TASK STATEMENT -> Every line that holds "خدمت" should be shown.

RECORDS SHOWN ->

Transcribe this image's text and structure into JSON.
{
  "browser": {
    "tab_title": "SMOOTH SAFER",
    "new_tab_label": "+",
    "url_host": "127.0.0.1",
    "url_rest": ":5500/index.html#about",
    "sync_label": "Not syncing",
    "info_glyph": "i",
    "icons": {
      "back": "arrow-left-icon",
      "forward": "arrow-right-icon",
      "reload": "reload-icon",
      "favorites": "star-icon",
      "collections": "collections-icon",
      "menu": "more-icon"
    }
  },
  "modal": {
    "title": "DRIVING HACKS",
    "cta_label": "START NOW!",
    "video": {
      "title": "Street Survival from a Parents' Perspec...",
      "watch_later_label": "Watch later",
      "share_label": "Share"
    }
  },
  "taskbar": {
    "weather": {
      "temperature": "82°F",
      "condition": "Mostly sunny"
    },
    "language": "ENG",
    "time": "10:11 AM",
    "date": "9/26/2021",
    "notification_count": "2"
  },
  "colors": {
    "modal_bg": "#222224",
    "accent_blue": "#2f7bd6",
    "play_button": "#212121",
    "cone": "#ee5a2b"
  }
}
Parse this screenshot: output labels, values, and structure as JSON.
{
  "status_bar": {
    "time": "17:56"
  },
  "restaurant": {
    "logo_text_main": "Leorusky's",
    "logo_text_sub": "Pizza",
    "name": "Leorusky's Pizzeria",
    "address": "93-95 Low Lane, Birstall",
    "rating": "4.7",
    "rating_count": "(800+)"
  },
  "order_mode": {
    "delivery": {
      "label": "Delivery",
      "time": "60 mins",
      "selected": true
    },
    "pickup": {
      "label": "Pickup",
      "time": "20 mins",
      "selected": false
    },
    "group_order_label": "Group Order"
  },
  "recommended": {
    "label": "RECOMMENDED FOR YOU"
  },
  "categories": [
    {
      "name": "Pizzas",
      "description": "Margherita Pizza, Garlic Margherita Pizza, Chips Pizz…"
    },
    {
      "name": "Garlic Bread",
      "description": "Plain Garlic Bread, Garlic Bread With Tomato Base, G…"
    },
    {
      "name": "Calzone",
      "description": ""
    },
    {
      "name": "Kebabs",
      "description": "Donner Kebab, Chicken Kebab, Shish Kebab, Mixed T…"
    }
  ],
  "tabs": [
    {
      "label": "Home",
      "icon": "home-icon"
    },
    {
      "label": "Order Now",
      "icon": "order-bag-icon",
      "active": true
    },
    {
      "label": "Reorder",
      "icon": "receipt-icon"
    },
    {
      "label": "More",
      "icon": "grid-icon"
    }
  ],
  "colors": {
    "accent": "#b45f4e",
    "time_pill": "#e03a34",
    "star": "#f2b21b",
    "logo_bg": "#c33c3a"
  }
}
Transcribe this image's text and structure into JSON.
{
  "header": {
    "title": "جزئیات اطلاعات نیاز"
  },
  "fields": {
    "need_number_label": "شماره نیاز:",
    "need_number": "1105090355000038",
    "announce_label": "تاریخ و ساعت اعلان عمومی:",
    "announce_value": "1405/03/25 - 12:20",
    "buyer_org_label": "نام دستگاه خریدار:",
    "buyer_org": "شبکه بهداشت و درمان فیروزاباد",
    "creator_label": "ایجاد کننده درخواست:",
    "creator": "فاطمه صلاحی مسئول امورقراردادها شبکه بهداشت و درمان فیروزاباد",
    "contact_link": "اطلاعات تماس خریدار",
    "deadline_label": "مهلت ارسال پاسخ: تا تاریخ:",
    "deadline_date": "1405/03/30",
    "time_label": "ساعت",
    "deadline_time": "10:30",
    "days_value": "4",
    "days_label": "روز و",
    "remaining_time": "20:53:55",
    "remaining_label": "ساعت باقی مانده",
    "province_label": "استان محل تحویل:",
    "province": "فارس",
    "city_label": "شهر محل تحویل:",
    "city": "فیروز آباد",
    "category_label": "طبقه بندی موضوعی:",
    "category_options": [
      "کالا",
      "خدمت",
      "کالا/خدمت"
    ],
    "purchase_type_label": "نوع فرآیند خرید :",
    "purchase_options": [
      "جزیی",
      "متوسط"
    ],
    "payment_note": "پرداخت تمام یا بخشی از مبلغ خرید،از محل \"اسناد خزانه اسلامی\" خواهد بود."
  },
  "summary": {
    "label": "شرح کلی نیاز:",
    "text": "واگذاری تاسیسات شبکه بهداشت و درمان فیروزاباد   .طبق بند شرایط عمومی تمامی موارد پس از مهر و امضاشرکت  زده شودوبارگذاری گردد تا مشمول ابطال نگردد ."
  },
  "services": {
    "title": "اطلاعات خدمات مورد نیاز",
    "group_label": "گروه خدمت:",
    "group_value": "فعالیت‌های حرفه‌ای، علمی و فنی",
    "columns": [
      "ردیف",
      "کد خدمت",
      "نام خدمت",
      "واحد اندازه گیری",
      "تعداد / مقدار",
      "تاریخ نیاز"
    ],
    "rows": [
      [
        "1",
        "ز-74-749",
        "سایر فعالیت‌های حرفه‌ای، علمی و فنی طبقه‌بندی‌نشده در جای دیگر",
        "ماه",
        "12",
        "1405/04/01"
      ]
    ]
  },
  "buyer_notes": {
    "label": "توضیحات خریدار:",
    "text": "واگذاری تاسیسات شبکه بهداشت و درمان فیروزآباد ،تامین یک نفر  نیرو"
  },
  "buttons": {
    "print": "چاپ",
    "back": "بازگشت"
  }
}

RESPONSE TO THIS EXERCISE ->
      "خدمت",
      "کالا/خدمت"
    "group_label": "گروه خدمت:",
      "کد خدمت",
      "نام خدمت",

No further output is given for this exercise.